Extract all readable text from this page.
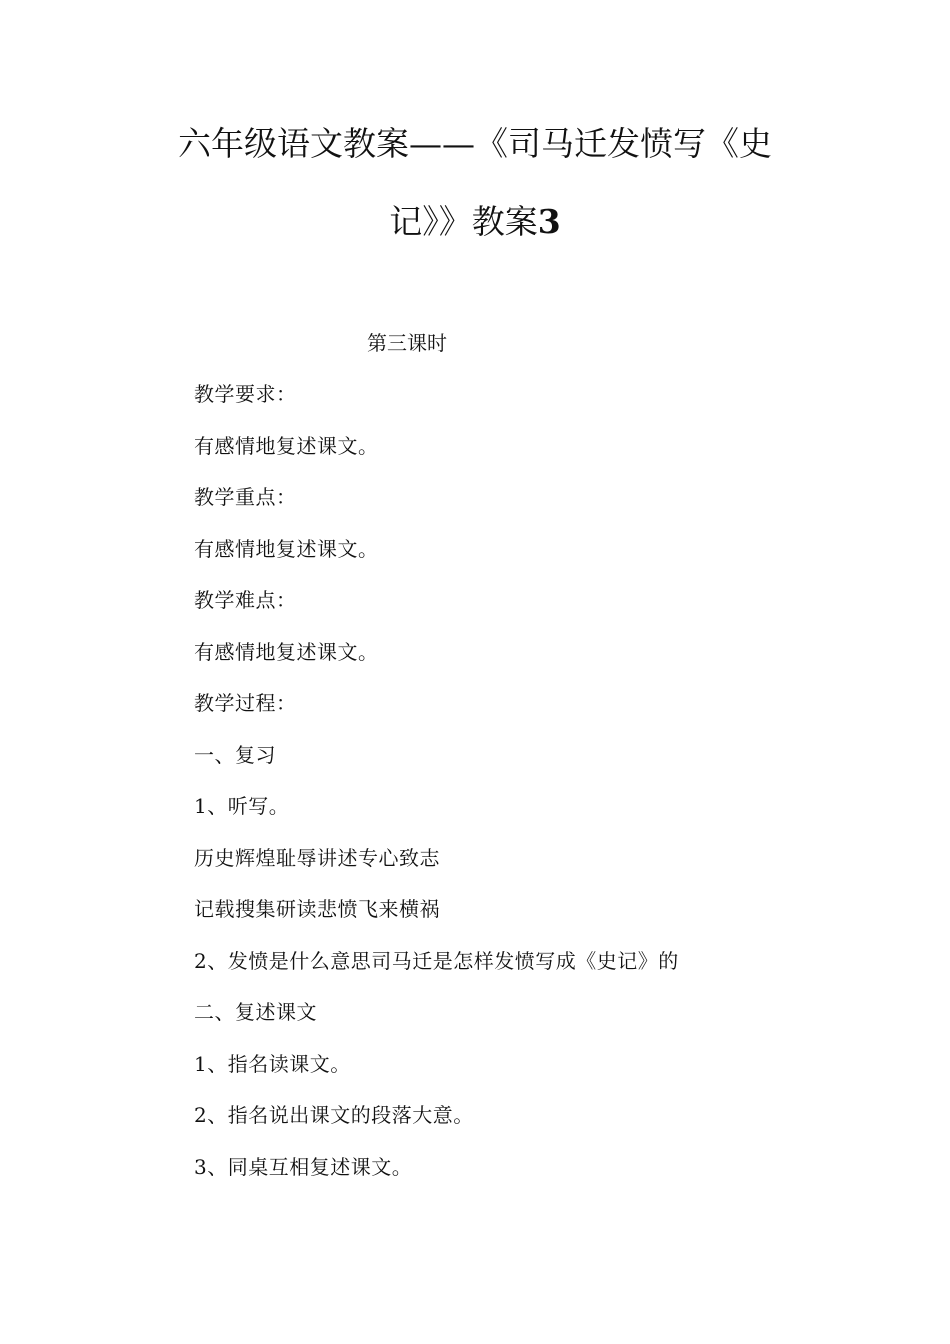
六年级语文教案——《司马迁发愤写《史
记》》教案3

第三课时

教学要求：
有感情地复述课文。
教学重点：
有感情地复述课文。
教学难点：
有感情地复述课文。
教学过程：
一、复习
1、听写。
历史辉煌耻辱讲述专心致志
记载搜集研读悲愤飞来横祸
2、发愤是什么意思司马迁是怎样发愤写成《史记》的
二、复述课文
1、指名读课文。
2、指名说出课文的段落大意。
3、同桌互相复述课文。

○ ○ ○ ○ ○

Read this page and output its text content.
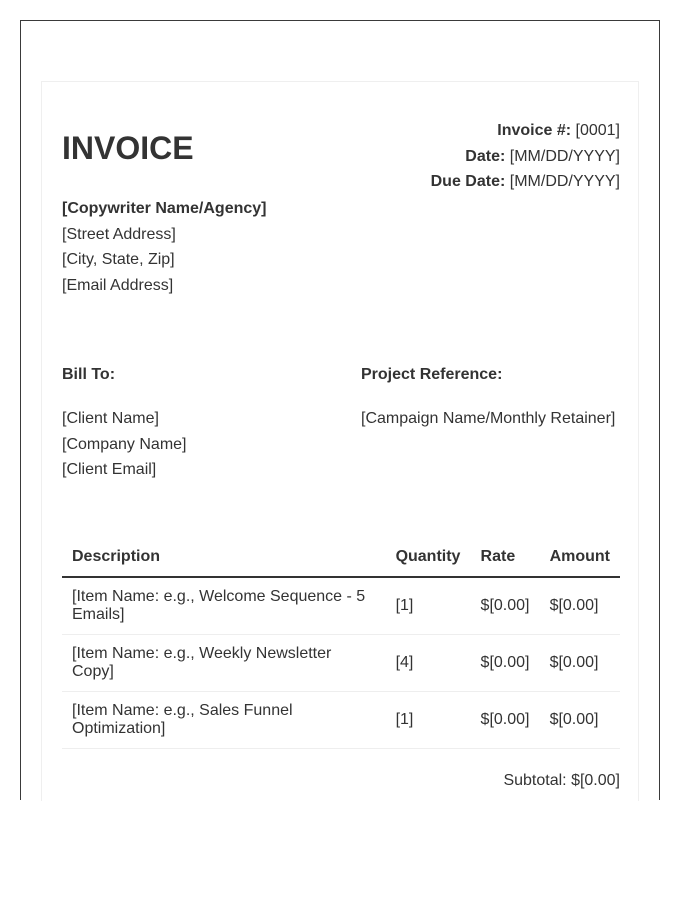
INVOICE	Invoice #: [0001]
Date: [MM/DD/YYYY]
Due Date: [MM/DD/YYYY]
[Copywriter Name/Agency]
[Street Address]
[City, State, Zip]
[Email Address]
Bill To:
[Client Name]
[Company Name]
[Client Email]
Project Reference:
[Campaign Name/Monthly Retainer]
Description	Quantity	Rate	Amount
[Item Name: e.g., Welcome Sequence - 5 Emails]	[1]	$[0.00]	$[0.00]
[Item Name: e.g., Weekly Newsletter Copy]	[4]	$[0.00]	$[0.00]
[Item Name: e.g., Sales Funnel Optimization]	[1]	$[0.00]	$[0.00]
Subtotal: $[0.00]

○ ○ ○ ○ ○

Copy all lines from the material that contain "page".

**Result of the exercise**
Extract all readable text from this page.
Read this page and output its text content.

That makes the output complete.